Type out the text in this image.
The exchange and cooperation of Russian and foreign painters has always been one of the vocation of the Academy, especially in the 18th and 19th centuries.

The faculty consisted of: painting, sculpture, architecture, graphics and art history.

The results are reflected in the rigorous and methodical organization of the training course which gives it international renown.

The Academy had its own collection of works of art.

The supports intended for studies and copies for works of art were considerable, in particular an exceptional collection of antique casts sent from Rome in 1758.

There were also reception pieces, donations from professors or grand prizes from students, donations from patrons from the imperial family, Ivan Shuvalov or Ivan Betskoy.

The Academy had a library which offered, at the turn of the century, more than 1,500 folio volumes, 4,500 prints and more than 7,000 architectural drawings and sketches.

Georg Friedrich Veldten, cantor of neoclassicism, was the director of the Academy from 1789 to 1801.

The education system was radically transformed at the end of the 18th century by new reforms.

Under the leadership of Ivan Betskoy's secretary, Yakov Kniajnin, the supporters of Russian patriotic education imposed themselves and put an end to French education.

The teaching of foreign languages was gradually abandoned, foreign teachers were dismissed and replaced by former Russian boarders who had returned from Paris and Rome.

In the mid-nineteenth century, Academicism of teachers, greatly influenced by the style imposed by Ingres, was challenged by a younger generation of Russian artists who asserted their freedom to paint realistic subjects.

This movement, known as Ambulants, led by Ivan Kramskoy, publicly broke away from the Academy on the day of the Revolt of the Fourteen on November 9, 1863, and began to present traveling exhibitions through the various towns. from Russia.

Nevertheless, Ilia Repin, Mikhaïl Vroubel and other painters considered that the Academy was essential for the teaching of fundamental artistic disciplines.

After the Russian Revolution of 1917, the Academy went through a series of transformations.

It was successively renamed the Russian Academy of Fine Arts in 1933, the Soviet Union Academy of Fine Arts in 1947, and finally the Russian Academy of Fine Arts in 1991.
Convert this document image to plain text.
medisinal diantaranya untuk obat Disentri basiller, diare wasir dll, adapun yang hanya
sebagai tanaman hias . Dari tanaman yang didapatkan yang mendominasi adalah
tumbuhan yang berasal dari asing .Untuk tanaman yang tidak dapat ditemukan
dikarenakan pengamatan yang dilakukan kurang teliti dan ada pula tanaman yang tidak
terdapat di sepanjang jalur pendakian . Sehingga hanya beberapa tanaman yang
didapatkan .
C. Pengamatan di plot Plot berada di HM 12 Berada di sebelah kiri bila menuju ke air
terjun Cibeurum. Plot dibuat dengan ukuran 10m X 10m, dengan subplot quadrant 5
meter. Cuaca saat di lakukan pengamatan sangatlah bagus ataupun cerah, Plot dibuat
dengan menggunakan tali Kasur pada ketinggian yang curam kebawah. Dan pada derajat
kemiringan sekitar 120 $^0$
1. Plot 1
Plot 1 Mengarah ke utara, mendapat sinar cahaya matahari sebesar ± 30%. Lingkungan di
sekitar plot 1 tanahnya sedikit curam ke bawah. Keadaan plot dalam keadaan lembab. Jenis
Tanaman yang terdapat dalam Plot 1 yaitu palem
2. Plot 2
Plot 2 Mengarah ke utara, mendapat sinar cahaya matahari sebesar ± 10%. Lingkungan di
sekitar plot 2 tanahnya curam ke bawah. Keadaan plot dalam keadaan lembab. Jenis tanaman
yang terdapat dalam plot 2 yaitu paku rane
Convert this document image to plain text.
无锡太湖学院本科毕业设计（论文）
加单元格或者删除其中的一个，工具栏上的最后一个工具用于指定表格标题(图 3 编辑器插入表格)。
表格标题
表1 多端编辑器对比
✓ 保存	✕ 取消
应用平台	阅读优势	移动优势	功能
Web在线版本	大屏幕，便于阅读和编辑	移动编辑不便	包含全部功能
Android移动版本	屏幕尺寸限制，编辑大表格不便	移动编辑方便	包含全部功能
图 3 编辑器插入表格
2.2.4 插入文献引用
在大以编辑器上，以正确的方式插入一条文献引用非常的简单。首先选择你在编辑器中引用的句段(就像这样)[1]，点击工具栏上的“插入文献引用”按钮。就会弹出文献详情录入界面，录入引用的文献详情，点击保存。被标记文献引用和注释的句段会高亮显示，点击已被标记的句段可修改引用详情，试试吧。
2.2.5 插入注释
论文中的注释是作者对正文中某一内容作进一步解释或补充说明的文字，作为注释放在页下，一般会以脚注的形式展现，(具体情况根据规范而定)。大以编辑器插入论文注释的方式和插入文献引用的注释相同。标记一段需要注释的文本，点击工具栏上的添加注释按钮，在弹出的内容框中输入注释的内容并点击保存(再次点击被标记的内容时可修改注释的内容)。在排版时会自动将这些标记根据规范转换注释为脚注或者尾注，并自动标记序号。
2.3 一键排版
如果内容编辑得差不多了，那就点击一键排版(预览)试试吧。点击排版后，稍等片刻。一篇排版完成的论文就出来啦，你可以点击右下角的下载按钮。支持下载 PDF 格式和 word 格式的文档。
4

## Stated goal
Out of the material above, gather each line where "sinar" appears.

## Full solution
Plot 1 Mengarah ke utara, mendapat sinar cahaya matahari sebesar ± 30%. Lingkungan di
Plot 2 Mengarah ke utara, mendapat sinar cahaya matahari sebesar ± 10%. Lingkungan di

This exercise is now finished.